__THE DATA__:
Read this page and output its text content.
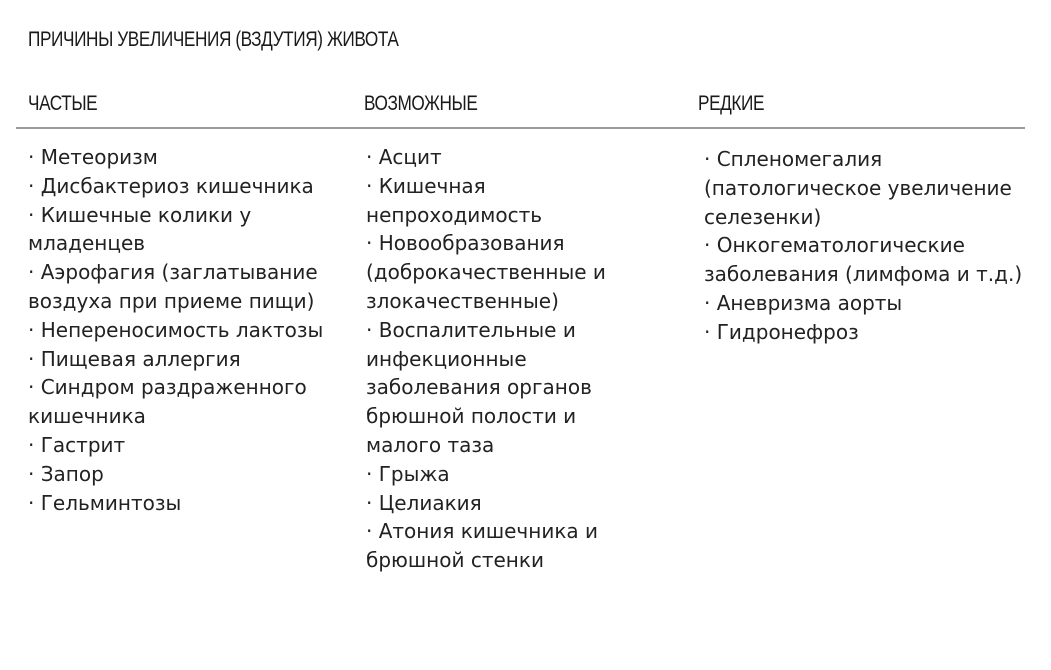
ПРИЧИНЫ УВЕЛИЧЕНИЯ (ВЗДУТИЯ) ЖИВОТА
ЧАСТЫЕ	ВОЗМОЖНЫЕ	РЕДКИЕ
· Метеоризм
· Дисбактериоз кишечника
· Кишечные колики у младенцев
· Аэрофагия (заглатывание воздуха при приеме пищи)
· Непереносимость лактозы
· Пищевая аллергия
· Синдром раздраженного кишечника
· Гастрит
· Запор
· Гельминтозы
· Асцит
· Кишечная непроходимость
· Новообразования (доброкачественные и злокачественные)
· Воспалительные и инфекционные заболевания органов брюшной полости и малого таза
· Грыжа
· Целиакия
· Атония кишечника и брюшной стенки
· Спленомегалия (патологическое увеличение селезенки)
· Онкогематологические заболевания (лимфома и т.д.)
· Аневризма аорты
· Гидронефроз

__PROMPT__:
Set the entries down again exactly. Do not include the images.

__ANSWER TO THIS EXERCISE__:
Read this page and output its text content.
ПРИЧИНЫ УВЕЛИЧЕНИЯ (ВЗДУТИЯ) ЖИВОТА
ЧАСТЫЕ	ВОЗМОЖНЫЕ	РЕДКИЕ
· Метеоризм
· Дисбактериоз кишечника
· Кишечные колики у младенцев
· Аэрофагия (заглатывание воздуха при приеме пищи)
· Непереносимость лактозы
· Пищевая аллергия
· Синдром раздраженного кишечника
· Гастрит
· Запор
· Гельминтозы
· Асцит
· Кишечная непроходимость
· Новообразования (доброкачественные и злокачественные)
· Воспалительные и инфекционные заболевания органов брюшной полости и малого таза
· Грыжа
· Целиакия
· Атония кишечника и брюшной стенки
· Спленомегалия (патологическое увеличение селезенки)
· Онкогематологические заболевания (лимфома и т.д.)
· Аневризма аорты
· Гидронефроз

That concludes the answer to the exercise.